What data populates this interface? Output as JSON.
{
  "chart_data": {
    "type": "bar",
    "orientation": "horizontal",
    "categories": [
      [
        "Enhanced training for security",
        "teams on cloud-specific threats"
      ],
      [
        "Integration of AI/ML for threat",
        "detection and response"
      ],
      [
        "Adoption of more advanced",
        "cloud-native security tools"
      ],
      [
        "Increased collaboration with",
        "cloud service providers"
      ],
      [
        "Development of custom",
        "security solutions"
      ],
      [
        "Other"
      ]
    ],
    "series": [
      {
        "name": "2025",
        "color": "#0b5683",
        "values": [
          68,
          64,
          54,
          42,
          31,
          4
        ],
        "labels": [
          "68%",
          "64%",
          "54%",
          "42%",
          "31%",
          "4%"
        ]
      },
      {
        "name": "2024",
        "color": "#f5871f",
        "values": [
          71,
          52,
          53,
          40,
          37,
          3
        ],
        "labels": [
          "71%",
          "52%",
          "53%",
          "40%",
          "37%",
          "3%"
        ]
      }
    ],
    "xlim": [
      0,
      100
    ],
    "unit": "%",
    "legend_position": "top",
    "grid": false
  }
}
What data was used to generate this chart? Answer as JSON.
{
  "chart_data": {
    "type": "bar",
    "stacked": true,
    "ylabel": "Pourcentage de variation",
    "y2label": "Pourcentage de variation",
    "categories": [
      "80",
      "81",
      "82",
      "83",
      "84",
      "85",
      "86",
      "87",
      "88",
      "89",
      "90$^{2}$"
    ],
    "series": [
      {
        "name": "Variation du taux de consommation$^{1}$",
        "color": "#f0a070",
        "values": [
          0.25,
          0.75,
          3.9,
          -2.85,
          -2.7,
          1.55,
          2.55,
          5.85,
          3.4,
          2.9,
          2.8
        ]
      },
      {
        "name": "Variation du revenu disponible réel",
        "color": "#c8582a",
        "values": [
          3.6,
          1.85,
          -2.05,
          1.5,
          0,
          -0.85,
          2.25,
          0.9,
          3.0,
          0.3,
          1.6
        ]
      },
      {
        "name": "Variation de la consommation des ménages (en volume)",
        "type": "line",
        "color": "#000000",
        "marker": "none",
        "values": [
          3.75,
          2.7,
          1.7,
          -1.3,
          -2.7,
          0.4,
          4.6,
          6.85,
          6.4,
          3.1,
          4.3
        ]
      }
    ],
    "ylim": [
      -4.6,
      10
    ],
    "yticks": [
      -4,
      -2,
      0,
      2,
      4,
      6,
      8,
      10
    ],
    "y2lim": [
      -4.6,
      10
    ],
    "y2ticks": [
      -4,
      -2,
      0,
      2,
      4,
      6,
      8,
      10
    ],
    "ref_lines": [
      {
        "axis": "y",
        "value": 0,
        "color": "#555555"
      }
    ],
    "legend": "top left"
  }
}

> Short problem
Write the entries again, exactly as they stand.

> Written solution
What data populates this interface? Output as JSON.
{
  "chart_data": {
    "type": "bar",
    "orientation": "horizontal",
    "categories": [
      [
        "Enhanced training for security",
        "teams on cloud-specific threats"
      ],
      [
        "Integration of AI/ML for threat",
        "detection and response"
      ],
      [
        "Adoption of more advanced",
        "cloud-native security tools"
      ],
      [
        "Increased collaboration with",
        "cloud service providers"
      ],
      [
        "Development of custom",
        "security solutions"
      ],
      [
        "Other"
      ]
    ],
    "series": [
      {
        "name": "2025",
        "color": "#0b5683",
        "values": [
          68,
          64,
          54,
          42,
          31,
          4
        ],
        "labels": [
          "68%",
          "64%",
          "54%",
          "42%",
          "31%",
          "4%"
        ]
      },
      {
        "name": "2024",
        "color": "#f5871f",
        "values": [
          71,
          52,
          53,
          40,
          37,
          3
        ],
        "labels": [
          "71%",
          "52%",
          "53%",
          "40%",
          "37%",
          "3%"
        ]
      }
    ],
    "xlim": [
      0,
      100
    ],
    "unit": "%",
    "legend_position": "top",
    "grid": false
  }
}
What data was used to generate this chart? Answer as JSON.
{
  "chart_data": {
    "type": "bar",
    "stacked": true,
    "ylabel": "Pourcentage de variation",
    "y2label": "Pourcentage de variation",
    "categories": [
      "80",
      "81",
      "82",
      "83",
      "84",
      "85",
      "86",
      "87",
      "88",
      "89",
      "90$^{2}$"
    ],
    "series": [
      {
        "name": "Variation du taux de consommation$^{1}$",
        "color": "#f0a070",
        "values": [
          0.25,
          0.75,
          3.9,
          -2.85,
          -2.7,
          1.55,
          2.55,
          5.85,
          3.4,
          2.9,
          2.8
        ]
      },
      {
        "name": "Variation du revenu disponible réel",
        "color": "#c8582a",
        "values": [
          3.6,
          1.85,
          -2.05,
          1.5,
          0,
          -0.85,
          2.25,
          0.9,
          3.0,
          0.3,
          1.6
        ]
      },
      {
        "name": "Variation de la consommation des ménages (en volume)",
        "type": "line",
        "color": "#000000",
        "marker": "none",
        "values": [
          3.75,
          2.7,
          1.7,
          -1.3,
          -2.7,
          0.4,
          4.6,
          6.85,
          6.4,
          3.1,
          4.3
        ]
      }
    ],
    "ylim": [
      -4.6,
      10
    ],
    "yticks": [
      -4,
      -2,
      0,
      2,
      4,
      6,
      8,
      10
    ],
    "y2lim": [
      -4.6,
      10
    ],
    "y2ticks": [
      -4,
      -2,
      0,
      2,
      4,
      6,
      8,
      10
    ],
    "ref_lines": [
      {
        "axis": "y",
        "value": 0,
        "color": "#555555"
      }
    ],
    "legend": "top left"
  }
}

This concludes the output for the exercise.